Your task ▸
Transcribe each line of the records below exactly, excluding any embedded images.
+ + + + + + +
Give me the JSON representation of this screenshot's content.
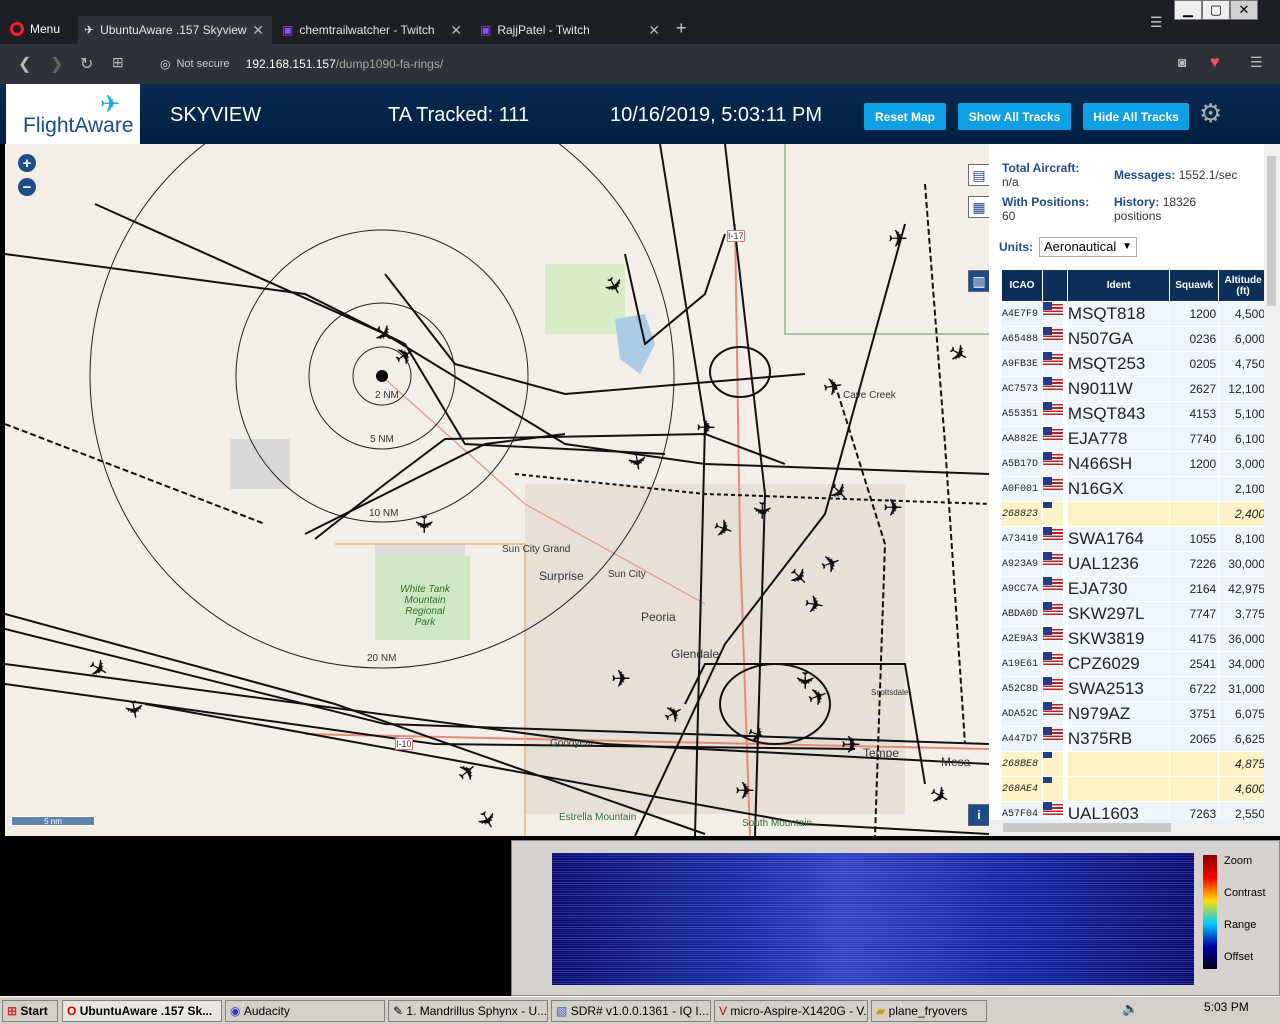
{
  "browser": {
    "menu_label": "Menu",
    "tabs": [
      {
        "title": "UbuntuAware .157 Skyview",
        "active": true
      },
      {
        "title": "chemtrailwatcher - Twitch",
        "active": false
      },
      {
        "title": "RajjPatel - Twitch",
        "active": false
      }
    ],
    "security_label": "Not secure",
    "url_host": "192.168.151.157",
    "url_path": "/dump1090-fa-rings/"
  },
  "header": {
    "logo_text": "FlightAware",
    "app_title": "SKYVIEW",
    "tracked": "TA Tracked: 111",
    "datetime": "10/16/2019, 5:03:11 PM",
    "buttons": [
      "Reset Map",
      "Show All Tracks",
      "Hide All Tracks"
    ],
    "accent_color": "#0ea0e2"
  },
  "stats": {
    "total_label": "Total Aircraft:",
    "total_value": "n/a",
    "positions_label": "With Positions:",
    "positions_value": "60",
    "messages_label": "Messages:",
    "messages_value": "1552.1/sec",
    "history_label": "History:",
    "history_value": "18326",
    "history_unit": "positions",
    "units_label": "Units:",
    "units_value": "Aeronautical"
  },
  "table": {
    "columns": [
      "ICAO",
      "",
      "Ident",
      "Squawk",
      "Altitude (ft)"
    ],
    "rows": [
      {
        "icao": "A4E7F9",
        "ident": "MSQT818",
        "squawk": "1200",
        "alt": "4,500",
        "flag": true
      },
      {
        "icao": "A65488",
        "ident": "N507GA",
        "squawk": "0236",
        "alt": "6,000",
        "flag": true
      },
      {
        "icao": "A9FB3E",
        "ident": "MSQT253",
        "squawk": "0205",
        "alt": "4,750",
        "flag": true
      },
      {
        "icao": "AC7573",
        "ident": "N9011W",
        "squawk": "2627",
        "alt": "12,100",
        "flag": true
      },
      {
        "icao": "A55351",
        "ident": "MSQT843",
        "squawk": "4153",
        "alt": "5,100",
        "flag": true
      },
      {
        "icao": "AA882E",
        "ident": "EJA778",
        "squawk": "7740",
        "alt": "6,100",
        "flag": true
      },
      {
        "icao": "A5B17D",
        "ident": "N466SH",
        "squawk": "1200",
        "alt": "3,000",
        "flag": true
      },
      {
        "icao": "A0F001",
        "ident": "N16GX",
        "squawk": "",
        "alt": "2,100",
        "flag": true
      },
      {
        "icao": "268823",
        "ident": "",
        "squawk": "",
        "alt": "2,400",
        "flag": false,
        "highlight": true
      },
      {
        "icao": "A73410",
        "ident": "SWA1764",
        "squawk": "1055",
        "alt": "8,100",
        "flag": true
      },
      {
        "icao": "A923A9",
        "ident": "UAL1236",
        "squawk": "7226",
        "alt": "30,000",
        "flag": true
      },
      {
        "icao": "A9CC7A",
        "ident": "EJA730",
        "squawk": "2164",
        "alt": "42,975",
        "flag": true
      },
      {
        "icao": "ABDA0D",
        "ident": "SKW297L",
        "squawk": "7747",
        "alt": "3,775",
        "flag": true
      },
      {
        "icao": "A2E9A3",
        "ident": "SKW3819",
        "squawk": "4175",
        "alt": "36,000",
        "flag": true
      },
      {
        "icao": "A19E61",
        "ident": "CPZ6029",
        "squawk": "2541",
        "alt": "34,000",
        "flag": true
      },
      {
        "icao": "A52C8D",
        "ident": "SWA2513",
        "squawk": "6722",
        "alt": "31,000",
        "flag": true
      },
      {
        "icao": "ADA52C",
        "ident": "N979AZ",
        "squawk": "3751",
        "alt": "6,075",
        "flag": true
      },
      {
        "icao": "A447D7",
        "ident": "N375RB",
        "squawk": "2065",
        "alt": "6,625",
        "flag": true
      },
      {
        "icao": "268BE8",
        "ident": "",
        "squawk": "",
        "alt": "4,875",
        "flag": false,
        "highlight": true
      },
      {
        "icao": "268AE4",
        "ident": "",
        "squawk": "",
        "alt": "4,600",
        "flag": false,
        "highlight": true
      },
      {
        "icao": "A57F04",
        "ident": "UAL1603",
        "squawk": "7263",
        "alt": "2,550",
        "flag": true
      }
    ]
  },
  "map": {
    "range_labels": [
      "2 NM",
      "5 NM",
      "10 NM",
      "20 NM"
    ],
    "place_labels": [
      "Cave Creek",
      "Sun City Grand",
      "Surprise",
      "Sun City",
      "Peoria",
      "Glendale",
      "Goodyear",
      "Tempe",
      "Mesa",
      "Scottsdale",
      "White Tank Mountain Regional Park",
      "Estrella Mountain",
      "South Mountain"
    ],
    "scale_label": "5 nm",
    "road_labels": [
      "I-17",
      "I-10"
    ]
  },
  "sdr": {
    "labels": [
      "Zoom",
      "Contrast",
      "Range",
      "Offset"
    ]
  },
  "taskbar": {
    "start": "Start",
    "items": [
      "UbuntuAware .157 Sk...",
      "Audacity",
      "1. Mandrillus Sphynx - U...",
      "SDR# v1.0.0.1361 - IQ I...",
      "micro-Aspire-X1420G - V...",
      "plane_fryovers"
    ],
    "clock": "5:03 PM"
  }
}
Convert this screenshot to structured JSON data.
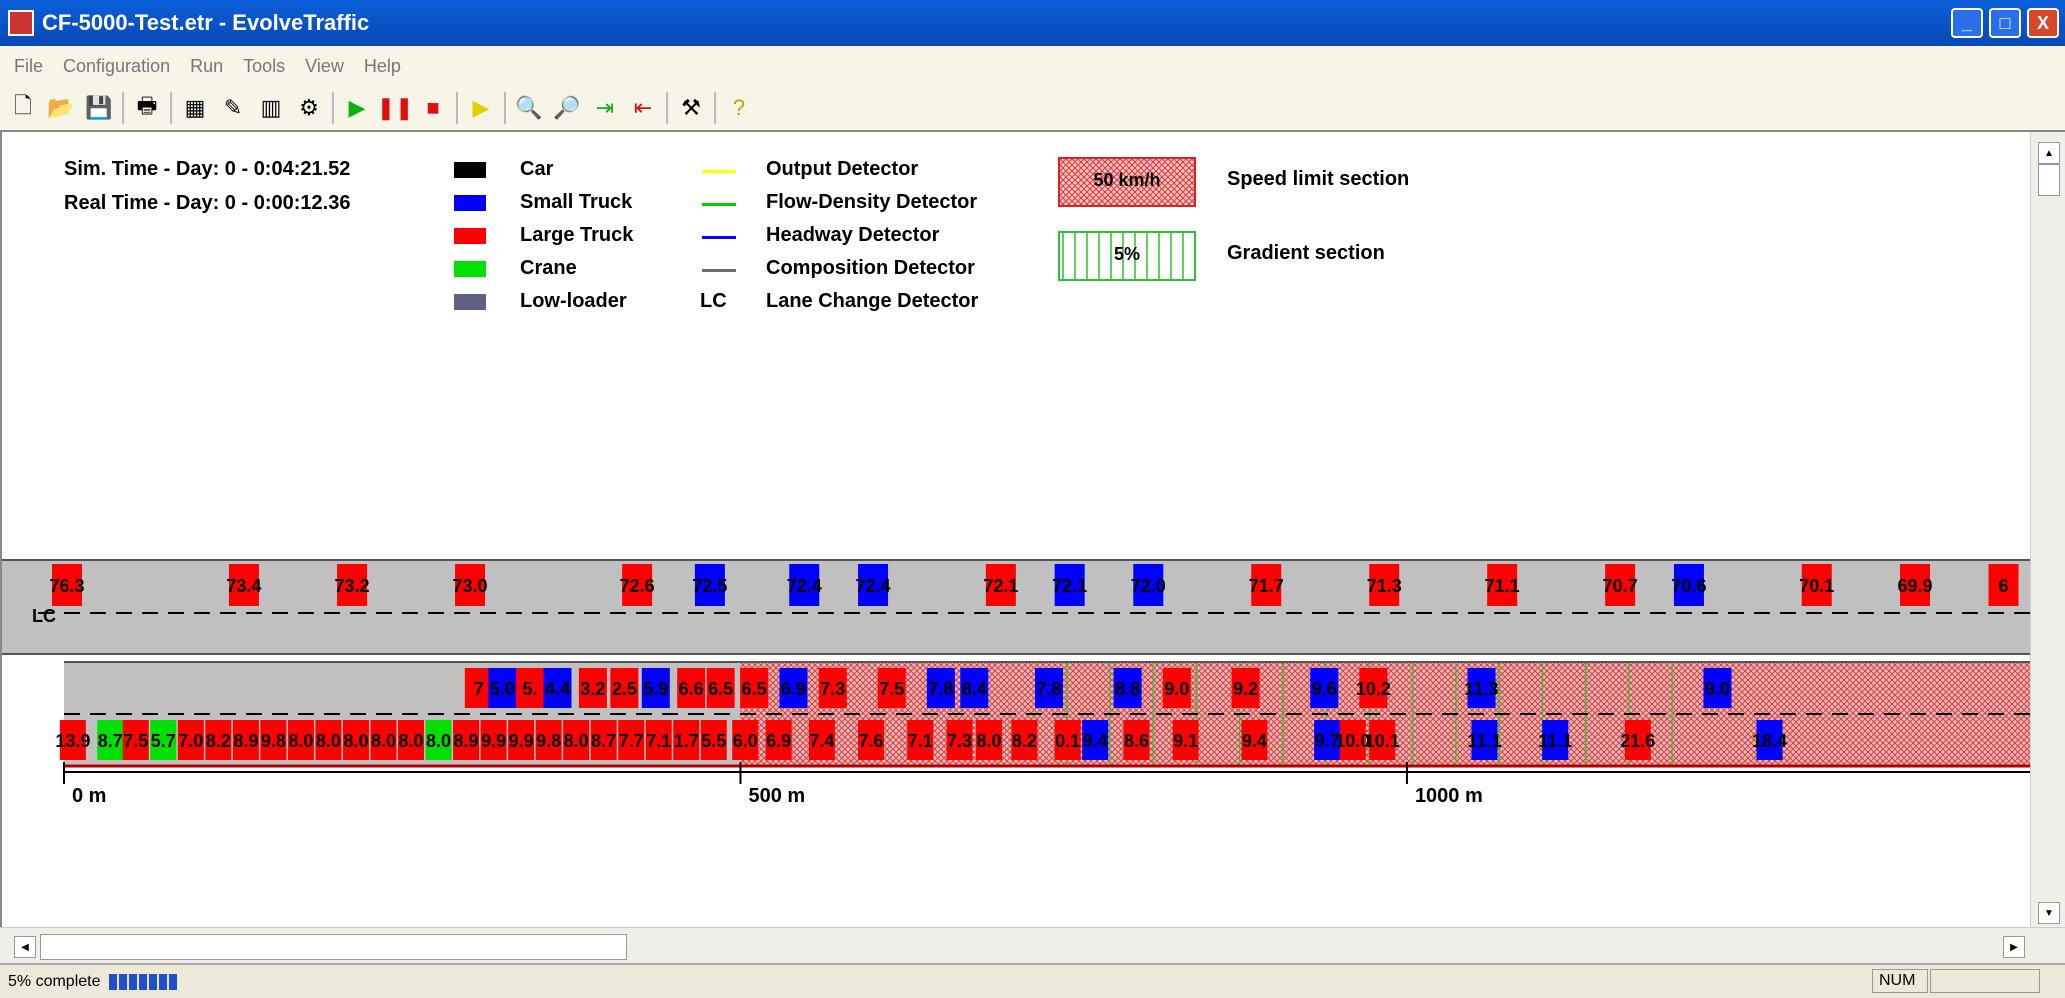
+ + + + + + +
Answer to the exercise ▸
Give me the JSON representation of this screenshot's content.
{
  "browser": {
    "menu_label": "Menu",
    "tabs": [
      {
        "title": "UbuntuAware .157 Skyview",
        "active": true
      },
      {
        "title": "chemtrailwatcher - Twitch",
        "active": false
      },
      {
        "title": "RajjPatel - Twitch",
        "active": false
      }
    ],
    "security_label": "Not secure",
    "url_host": "192.168.151.157",
    "url_path": "/dump1090-fa-rings/"
  },
  "header": {
    "logo_text": "FlightAware",
    "app_title": "SKYVIEW",
    "tracked": "TA Tracked: 111",
    "datetime": "10/16/2019, 5:03:11 PM",
    "buttons": [
      "Reset Map",
      "Show All Tracks",
      "Hide All Tracks"
    ],
    "accent_color": "#0ea0e2"
  },
  "stats": {
    "total_label": "Total Aircraft:",
    "total_value": "n/a",
    "positions_label": "With Positions:",
    "positions_value": "60",
    "messages_label": "Messages:",
    "messages_value": "1552.1/sec",
    "history_label": "History:",
    "history_value": "18326",
    "history_unit": "positions",
    "units_label": "Units:",
    "units_value": "Aeronautical"
  },
  "table": {
    "columns": [
      "ICAO",
      "",
      "Ident",
      "Squawk",
      "Altitude (ft)"
    ],
    "rows": [
      {
        "icao": "A4E7F9",
        "ident": "MSQT818",
        "squawk": "1200",
        "alt": "4,500",
        "flag": true
      },
      {
        "icao": "A65488",
        "ident": "N507GA",
        "squawk": "0236",
        "alt": "6,000",
        "flag": true
      },
      {
        "icao": "A9FB3E",
        "ident": "MSQT253",
        "squawk": "0205",
        "alt": "4,750",
        "flag": true
      },
      {
        "icao": "AC7573",
        "ident": "N9011W",
        "squawk": "2627",
        "alt": "12,100",
        "flag": true
      },
      {
        "icao": "A55351",
        "ident": "MSQT843",
        "squawk": "4153",
        "alt": "5,100",
        "flag": true
      },
      {
        "icao": "AA882E",
        "ident": "EJA778",
        "squawk": "7740",
        "alt": "6,100",
        "flag": true
      },
      {
        "icao": "A5B17D",
        "ident": "N466SH",
        "squawk": "1200",
        "alt": "3,000",
        "flag": true
      },
      {
        "icao": "A0F001",
        "ident": "N16GX",
        "squawk": "",
        "alt": "2,100",
        "flag": true
      },
      {
        "icao": "268823",
        "ident": "",
        "squawk": "",
        "alt": "2,400",
        "flag": false,
        "highlight": true
      },
      {
        "icao": "A73410",
        "ident": "SWA1764",
        "squawk": "1055",
        "alt": "8,100",
        "flag": true
      },
      {
        "icao": "A923A9",
        "ident": "UAL1236",
        "squawk": "7226",
        "alt": "30,000",
        "flag": true
      },
      {
        "icao": "A9CC7A",
        "ident": "EJA730",
        "squawk": "2164",
        "alt": "42,975",
        "flag": true
      },
      {
        "icao": "ABDA0D",
        "ident": "SKW297L",
        "squawk": "7747",
        "alt": "3,775",
        "flag": true
      },
      {
        "icao": "A2E9A3",
        "ident": "SKW3819",
        "squawk": "4175",
        "alt": "36,000",
        "flag": true
      },
      {
        "icao": "A19E61",
        "ident": "CPZ6029",
        "squawk": "2541",
        "alt": "34,000",
        "flag": true
      },
      {
        "icao": "A52C8D",
        "ident": "SWA2513",
        "squawk": "6722",
        "alt": "31,000",
        "flag": true
      },
      {
        "icao": "ADA52C",
        "ident": "N979AZ",
        "squawk": "3751",
        "alt": "6,075",
        "flag": true
      },
      {
        "icao": "A447D7",
        "ident": "N375RB",
        "squawk": "2065",
        "alt": "6,625",
        "flag": true
      },
      {
        "icao": "268BE8",
        "ident": "",
        "squawk": "",
        "alt": "4,875",
        "flag": false,
        "highlight": true
      },
      {
        "icao": "268AE4",
        "ident": "",
        "squawk": "",
        "alt": "4,600",
        "flag": false,
        "highlight": true
      },
      {
        "icao": "A57F04",
        "ident": "UAL1603",
        "squawk": "7263",
        "alt": "2,550",
        "flag": true
      }
    ]
  },
  "map": {
    "range_labels": [
      "2 NM",
      "5 NM",
      "10 NM",
      "20 NM"
    ],
    "place_labels": [
      "Cave Creek",
      "Sun City Grand",
      "Surprise",
      "Sun City",
      "Peoria",
      "Glendale",
      "Goodyear",
      "Tempe",
      "Mesa",
      "Scottsdale",
      "White Tank Mountain Regional Park",
      "Estrella Mountain",
      "South Mountain"
    ],
    "scale_label": "5 nm",
    "road_labels": [
      "I-17",
      "I-10"
    ]
  },
  "sdr": {
    "labels": [
      "Zoom",
      "Contrast",
      "Range",
      "Offset"
    ]
  },
  "taskbar": {
    "start": "Start",
    "items": [
      "UbuntuAware .157 Sk...",
      "Audacity",
      "1. Mandrillus Sphynx - U...",
      "SDR# v1.0.0.1361 - IQ I...",
      "micro-Aspire-X1420G - V...",
      "plane_fryovers"
    ],
    "clock": "5:03 PM"
  }
}
Convert this screenshot to structured JSON data.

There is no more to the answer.